Provided material —
|---|

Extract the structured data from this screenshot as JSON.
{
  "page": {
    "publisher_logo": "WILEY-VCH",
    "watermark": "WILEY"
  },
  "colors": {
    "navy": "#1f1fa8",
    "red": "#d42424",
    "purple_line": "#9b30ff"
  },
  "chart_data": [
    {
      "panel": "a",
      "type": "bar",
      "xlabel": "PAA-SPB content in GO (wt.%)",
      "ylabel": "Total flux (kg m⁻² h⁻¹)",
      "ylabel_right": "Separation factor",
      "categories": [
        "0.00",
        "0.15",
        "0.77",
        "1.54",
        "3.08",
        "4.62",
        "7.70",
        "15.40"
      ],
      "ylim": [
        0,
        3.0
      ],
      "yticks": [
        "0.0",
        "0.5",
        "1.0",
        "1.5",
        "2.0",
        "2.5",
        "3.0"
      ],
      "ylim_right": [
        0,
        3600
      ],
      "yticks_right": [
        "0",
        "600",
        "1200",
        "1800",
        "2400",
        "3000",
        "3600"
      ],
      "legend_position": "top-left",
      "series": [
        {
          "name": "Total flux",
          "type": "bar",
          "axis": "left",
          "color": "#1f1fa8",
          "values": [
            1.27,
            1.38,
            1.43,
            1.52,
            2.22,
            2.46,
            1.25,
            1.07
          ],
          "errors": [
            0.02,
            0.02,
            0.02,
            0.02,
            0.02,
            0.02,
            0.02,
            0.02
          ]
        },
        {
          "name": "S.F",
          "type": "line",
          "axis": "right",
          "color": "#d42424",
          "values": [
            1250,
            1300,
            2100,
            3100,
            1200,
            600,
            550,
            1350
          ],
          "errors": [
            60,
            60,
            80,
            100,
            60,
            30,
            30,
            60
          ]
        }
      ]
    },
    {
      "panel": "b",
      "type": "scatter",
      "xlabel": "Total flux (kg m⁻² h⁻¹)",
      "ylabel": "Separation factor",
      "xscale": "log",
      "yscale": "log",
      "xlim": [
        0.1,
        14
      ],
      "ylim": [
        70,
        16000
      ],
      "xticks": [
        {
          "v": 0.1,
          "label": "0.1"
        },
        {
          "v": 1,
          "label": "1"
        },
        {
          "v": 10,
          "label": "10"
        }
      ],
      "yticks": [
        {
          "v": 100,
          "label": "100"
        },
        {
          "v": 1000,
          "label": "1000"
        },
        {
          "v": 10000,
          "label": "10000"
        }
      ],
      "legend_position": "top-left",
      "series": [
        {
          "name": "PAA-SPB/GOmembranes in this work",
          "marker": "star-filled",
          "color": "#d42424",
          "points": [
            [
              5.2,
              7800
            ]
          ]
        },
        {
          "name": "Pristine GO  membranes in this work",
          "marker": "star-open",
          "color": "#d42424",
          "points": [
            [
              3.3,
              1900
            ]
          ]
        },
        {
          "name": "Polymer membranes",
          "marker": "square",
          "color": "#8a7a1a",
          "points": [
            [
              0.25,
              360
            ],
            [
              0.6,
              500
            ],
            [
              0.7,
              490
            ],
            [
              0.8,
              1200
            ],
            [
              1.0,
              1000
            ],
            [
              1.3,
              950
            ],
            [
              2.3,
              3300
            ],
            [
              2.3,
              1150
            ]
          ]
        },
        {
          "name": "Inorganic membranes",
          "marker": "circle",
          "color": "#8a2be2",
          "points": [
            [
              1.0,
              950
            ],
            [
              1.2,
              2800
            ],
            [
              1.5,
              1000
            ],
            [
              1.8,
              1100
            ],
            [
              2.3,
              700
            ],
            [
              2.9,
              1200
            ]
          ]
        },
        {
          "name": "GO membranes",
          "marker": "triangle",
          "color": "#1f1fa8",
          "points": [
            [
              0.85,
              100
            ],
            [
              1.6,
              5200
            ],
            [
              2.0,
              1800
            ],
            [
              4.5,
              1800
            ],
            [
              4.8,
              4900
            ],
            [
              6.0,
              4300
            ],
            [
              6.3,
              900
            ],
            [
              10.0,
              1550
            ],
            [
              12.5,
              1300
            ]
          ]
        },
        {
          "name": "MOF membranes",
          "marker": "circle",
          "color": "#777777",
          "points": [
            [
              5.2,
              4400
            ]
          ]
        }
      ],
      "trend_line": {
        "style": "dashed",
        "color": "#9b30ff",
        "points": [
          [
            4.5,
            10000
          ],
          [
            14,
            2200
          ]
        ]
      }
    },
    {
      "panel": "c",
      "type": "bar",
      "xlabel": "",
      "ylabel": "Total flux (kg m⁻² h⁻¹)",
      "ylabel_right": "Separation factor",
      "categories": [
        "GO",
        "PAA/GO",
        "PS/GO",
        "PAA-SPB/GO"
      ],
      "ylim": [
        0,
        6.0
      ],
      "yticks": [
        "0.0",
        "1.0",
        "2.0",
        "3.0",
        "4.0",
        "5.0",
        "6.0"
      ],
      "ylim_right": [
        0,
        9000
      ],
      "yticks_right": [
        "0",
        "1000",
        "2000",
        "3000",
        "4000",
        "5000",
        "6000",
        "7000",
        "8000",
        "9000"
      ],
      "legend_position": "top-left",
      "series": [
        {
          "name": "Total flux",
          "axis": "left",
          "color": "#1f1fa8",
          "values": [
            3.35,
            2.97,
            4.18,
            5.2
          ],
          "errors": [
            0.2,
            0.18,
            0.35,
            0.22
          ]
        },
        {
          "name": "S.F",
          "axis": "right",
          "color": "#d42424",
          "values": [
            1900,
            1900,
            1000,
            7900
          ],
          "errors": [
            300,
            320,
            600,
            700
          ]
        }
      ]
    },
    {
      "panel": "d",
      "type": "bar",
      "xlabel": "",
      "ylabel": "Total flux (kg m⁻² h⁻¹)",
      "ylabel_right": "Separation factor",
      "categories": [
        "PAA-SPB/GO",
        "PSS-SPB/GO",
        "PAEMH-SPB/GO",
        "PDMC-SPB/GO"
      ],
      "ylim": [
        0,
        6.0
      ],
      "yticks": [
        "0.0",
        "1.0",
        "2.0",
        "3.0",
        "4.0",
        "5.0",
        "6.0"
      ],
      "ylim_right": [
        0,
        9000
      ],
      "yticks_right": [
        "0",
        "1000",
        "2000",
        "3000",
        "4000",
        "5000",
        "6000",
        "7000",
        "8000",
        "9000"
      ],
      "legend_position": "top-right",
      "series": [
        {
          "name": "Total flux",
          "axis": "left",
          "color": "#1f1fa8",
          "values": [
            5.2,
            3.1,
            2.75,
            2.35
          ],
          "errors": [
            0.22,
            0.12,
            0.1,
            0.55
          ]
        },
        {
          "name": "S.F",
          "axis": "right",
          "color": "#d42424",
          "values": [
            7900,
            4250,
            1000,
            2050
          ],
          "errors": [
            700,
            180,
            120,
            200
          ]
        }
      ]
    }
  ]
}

|---|

Request — Look through the lines above and collect those with the word "star".

Full solution —
          "marker": "star-filled",
          "marker": "star-open",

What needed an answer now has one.